**Written problem**
Copy the lines below as they are; omit the images they contain.
* Begin Dataset extract *
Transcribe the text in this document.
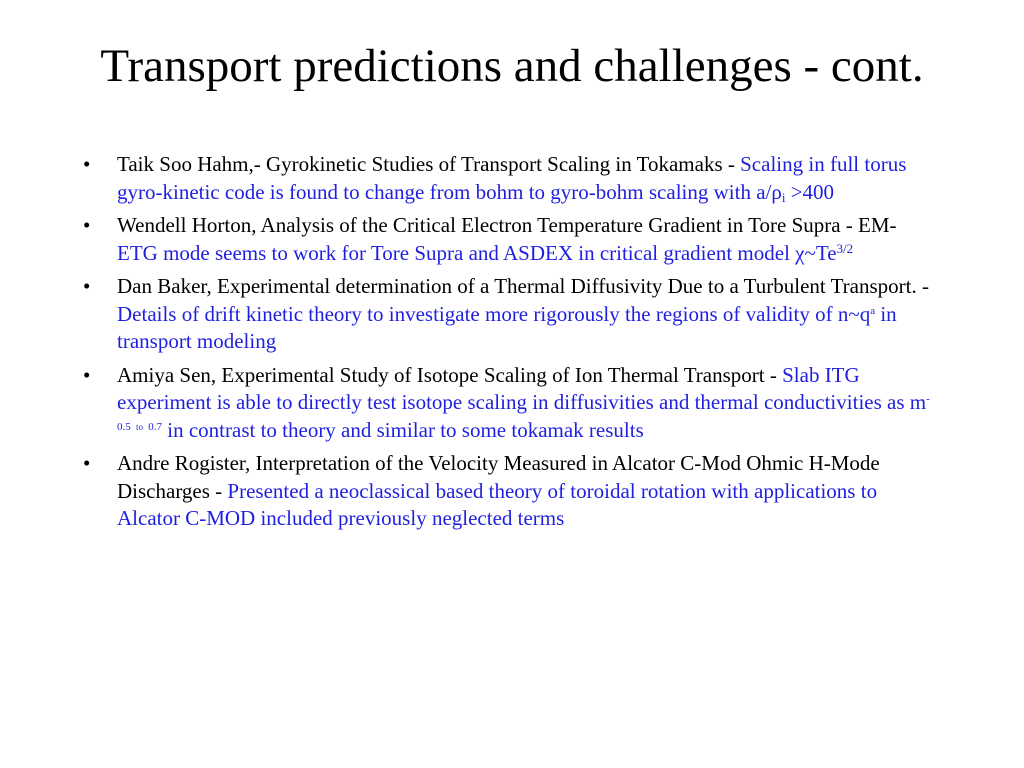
Transport predictions and challenges - cont.
• Taik Soo Hahm,- Gyrokinetic Studies of Transport Scaling in Tokamaks - Scaling in full torus gyro-kinetic code is found to change from bohm to gyro-bohm scaling with $a/\rho_i >400$
• Wendell Horton, Analysis of the Critical Electron Temperature Gradient in Tore Supra - EM- ETG mode seems to work for Tore Supra and ASDEX in critical gradient model $\chi\sim Te^{3/2}$
• Dan Baker, Experimental determination of a Thermal Diffusivity Due to a Turbulent Transport. - Details of drift kinetic theory to investigate more rigorously the regions of validity of $n\sim q^a$ in transport modeling
• Amiya Sen, Experimental Study of Isotope Scaling of Ion Thermal Transport - Slab ITG experiment is able to directly test isotope scaling in diffusivities and thermal conductivities as $m^{-0.5}$ $^{to}$ $^{0.7}$ in contrast to theory and similar to some tokamak results
• Andre Rogister, Interpretation of the Velocity Measured in Alcator C-Mod Ohmic H-Mode Discharges - Presented a neoclassical based theory of toroidal rotation with applications to Alcator C-MOD included previously neglected terms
* End Dataset extract *
**Reply to the task**
Transcribe the text in this document.
Transport predictions and challenges - cont.
• Taik Soo Hahm,- Gyrokinetic Studies of Transport Scaling in Tokamaks - Scaling in full torus gyro-kinetic code is found to change from bohm to gyro-bohm scaling with $a/\rho_i >400$
• Wendell Horton, Analysis of the Critical Electron Temperature Gradient in Tore Supra - EM- ETG mode seems to work for Tore Supra and ASDEX in critical gradient model $\chi\sim Te^{3/2}$
• Dan Baker, Experimental determination of a Thermal Diffusivity Due to a Turbulent Transport. - Details of drift kinetic theory to investigate more rigorously the regions of validity of $n\sim q^a$ in transport modeling
• Amiya Sen, Experimental Study of Isotope Scaling of Ion Thermal Transport - Slab ITG experiment is able to directly test isotope scaling in diffusivities and thermal conductivities as $m^{-0.5}$ $^{to}$ $^{0.7}$ in contrast to theory and similar to some tokamak results
• Andre Rogister, Interpretation of the Velocity Measured in Alcator C-Mod Ohmic H-Mode Discharges - Presented a neoclassical based theory of toroidal rotation with applications to Alcator C-MOD included previously neglected terms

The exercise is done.